## What is needed:
Identify, in the records below, every line where the string "this" appears, and copy each such line.

## Provided entries:
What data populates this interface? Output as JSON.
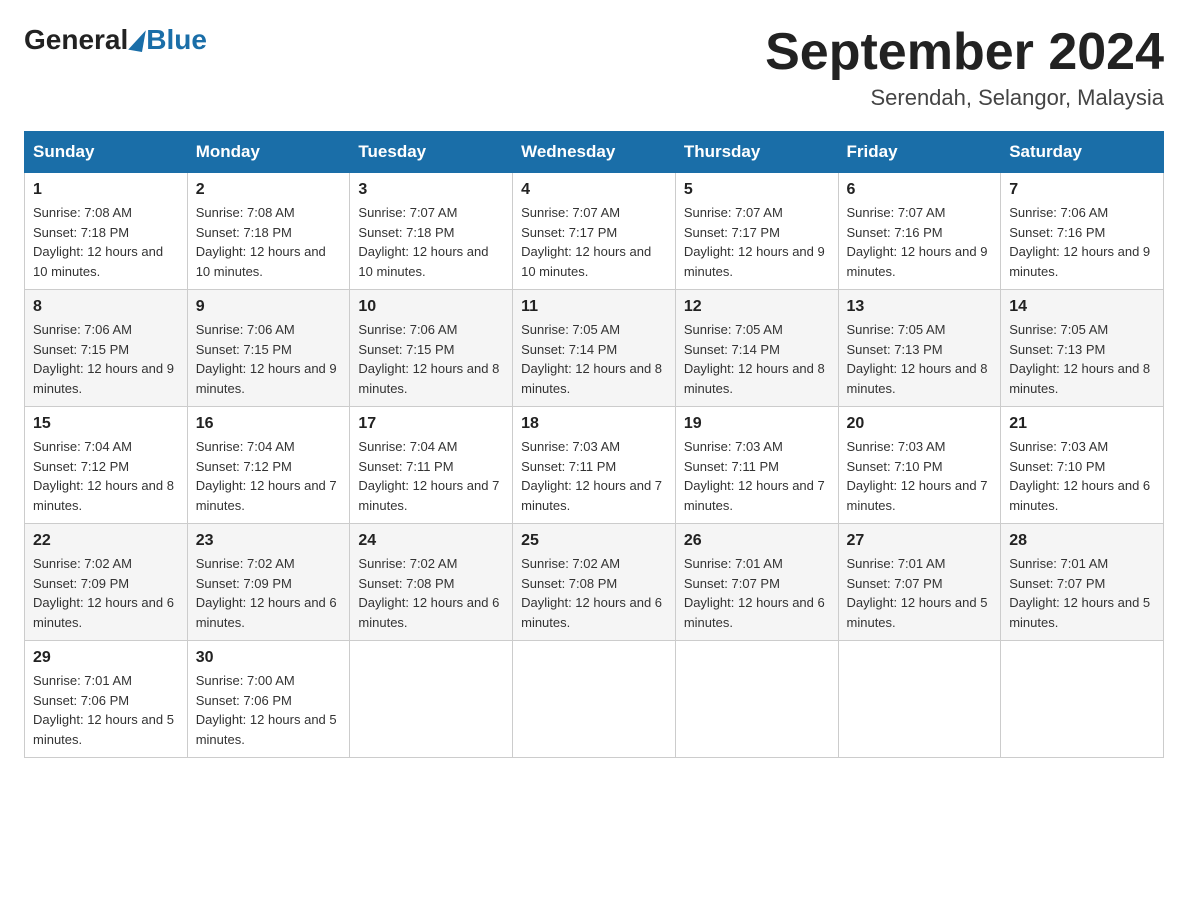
{
  "header": {
    "logo_general": "General",
    "logo_blue": "Blue",
    "month_title": "September 2024",
    "location": "Serendah, Selangor, Malaysia"
  },
  "weekdays": [
    "Sunday",
    "Monday",
    "Tuesday",
    "Wednesday",
    "Thursday",
    "Friday",
    "Saturday"
  ],
  "weeks": [
    [
      {
        "day": "1",
        "sunrise": "7:08 AM",
        "sunset": "7:18 PM",
        "daylight": "12 hours and 10 minutes."
      },
      {
        "day": "2",
        "sunrise": "7:08 AM",
        "sunset": "7:18 PM",
        "daylight": "12 hours and 10 minutes."
      },
      {
        "day": "3",
        "sunrise": "7:07 AM",
        "sunset": "7:18 PM",
        "daylight": "12 hours and 10 minutes."
      },
      {
        "day": "4",
        "sunrise": "7:07 AM",
        "sunset": "7:17 PM",
        "daylight": "12 hours and 10 minutes."
      },
      {
        "day": "5",
        "sunrise": "7:07 AM",
        "sunset": "7:17 PM",
        "daylight": "12 hours and 9 minutes."
      },
      {
        "day": "6",
        "sunrise": "7:07 AM",
        "sunset": "7:16 PM",
        "daylight": "12 hours and 9 minutes."
      },
      {
        "day": "7",
        "sunrise": "7:06 AM",
        "sunset": "7:16 PM",
        "daylight": "12 hours and 9 minutes."
      }
    ],
    [
      {
        "day": "8",
        "sunrise": "7:06 AM",
        "sunset": "7:15 PM",
        "daylight": "12 hours and 9 minutes."
      },
      {
        "day": "9",
        "sunrise": "7:06 AM",
        "sunset": "7:15 PM",
        "daylight": "12 hours and 9 minutes."
      },
      {
        "day": "10",
        "sunrise": "7:06 AM",
        "sunset": "7:15 PM",
        "daylight": "12 hours and 8 minutes."
      },
      {
        "day": "11",
        "sunrise": "7:05 AM",
        "sunset": "7:14 PM",
        "daylight": "12 hours and 8 minutes."
      },
      {
        "day": "12",
        "sunrise": "7:05 AM",
        "sunset": "7:14 PM",
        "daylight": "12 hours and 8 minutes."
      },
      {
        "day": "13",
        "sunrise": "7:05 AM",
        "sunset": "7:13 PM",
        "daylight": "12 hours and 8 minutes."
      },
      {
        "day": "14",
        "sunrise": "7:05 AM",
        "sunset": "7:13 PM",
        "daylight": "12 hours and 8 minutes."
      }
    ],
    [
      {
        "day": "15",
        "sunrise": "7:04 AM",
        "sunset": "7:12 PM",
        "daylight": "12 hours and 8 minutes."
      },
      {
        "day": "16",
        "sunrise": "7:04 AM",
        "sunset": "7:12 PM",
        "daylight": "12 hours and 7 minutes."
      },
      {
        "day": "17",
        "sunrise": "7:04 AM",
        "sunset": "7:11 PM",
        "daylight": "12 hours and 7 minutes."
      },
      {
        "day": "18",
        "sunrise": "7:03 AM",
        "sunset": "7:11 PM",
        "daylight": "12 hours and 7 minutes."
      },
      {
        "day": "19",
        "sunrise": "7:03 AM",
        "sunset": "7:11 PM",
        "daylight": "12 hours and 7 minutes."
      },
      {
        "day": "20",
        "sunrise": "7:03 AM",
        "sunset": "7:10 PM",
        "daylight": "12 hours and 7 minutes."
      },
      {
        "day": "21",
        "sunrise": "7:03 AM",
        "sunset": "7:10 PM",
        "daylight": "12 hours and 6 minutes."
      }
    ],
    [
      {
        "day": "22",
        "sunrise": "7:02 AM",
        "sunset": "7:09 PM",
        "daylight": "12 hours and 6 minutes."
      },
      {
        "day": "23",
        "sunrise": "7:02 AM",
        "sunset": "7:09 PM",
        "daylight": "12 hours and 6 minutes."
      },
      {
        "day": "24",
        "sunrise": "7:02 AM",
        "sunset": "7:08 PM",
        "daylight": "12 hours and 6 minutes."
      },
      {
        "day": "25",
        "sunrise": "7:02 AM",
        "sunset": "7:08 PM",
        "daylight": "12 hours and 6 minutes."
      },
      {
        "day": "26",
        "sunrise": "7:01 AM",
        "sunset": "7:07 PM",
        "daylight": "12 hours and 6 minutes."
      },
      {
        "day": "27",
        "sunrise": "7:01 AM",
        "sunset": "7:07 PM",
        "daylight": "12 hours and 5 minutes."
      },
      {
        "day": "28",
        "sunrise": "7:01 AM",
        "sunset": "7:07 PM",
        "daylight": "12 hours and 5 minutes."
      }
    ],
    [
      {
        "day": "29",
        "sunrise": "7:01 AM",
        "sunset": "7:06 PM",
        "daylight": "12 hours and 5 minutes."
      },
      {
        "day": "30",
        "sunrise": "7:00 AM",
        "sunset": "7:06 PM",
        "daylight": "12 hours and 5 minutes."
      },
      null,
      null,
      null,
      null,
      null
    ]
  ]
}
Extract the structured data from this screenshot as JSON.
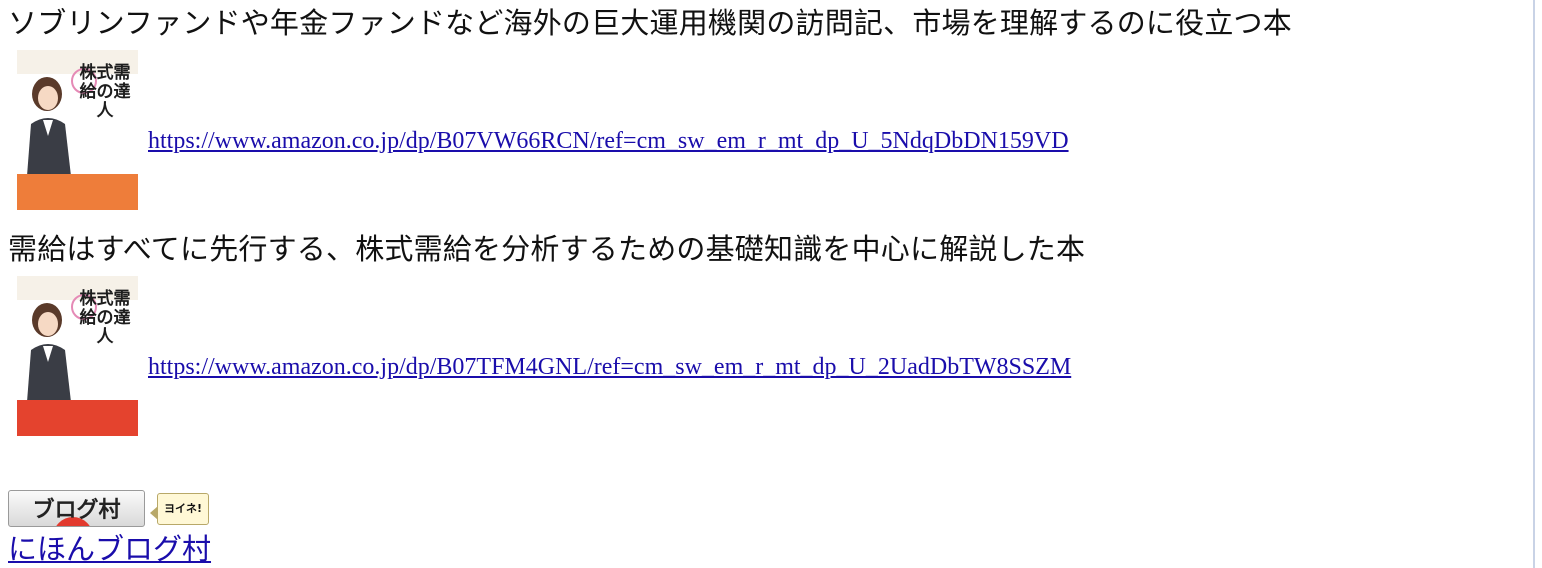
{
  "sections": [
    {
      "heading": "ソブリンファンドや年金ファンドなど海外の巨大運用機関の訪問記、市場を理解するのに役立つ本",
      "link": "https://www.amazon.co.jp/dp/B07VW66RCN/ref=cm_sw_em_r_mt_dp_U_5NdqDbDN159VD",
      "cover_title": "株式需給の達人",
      "cover_band_color": "#ee7d3a"
    },
    {
      "heading": "需給はすべてに先行する、株式需給を分析するための基礎知識を中心に解説した本",
      "link": "https://www.amazon.co.jp/dp/B07TFM4GNL/ref=cm_sw_em_r_mt_dp_U_2UadDbTW8SSZM",
      "cover_title": "株式需給の達人",
      "cover_band_color": "#e4432e"
    }
  ],
  "blog_badge": {
    "button_label": "ブログ村",
    "yoine_label": "ヨイネ!"
  },
  "footer_link": "にほんブログ村"
}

## Exercise response:
What data populates this interface? Output as JSON.
Extract the structured data from this screenshot as JSON.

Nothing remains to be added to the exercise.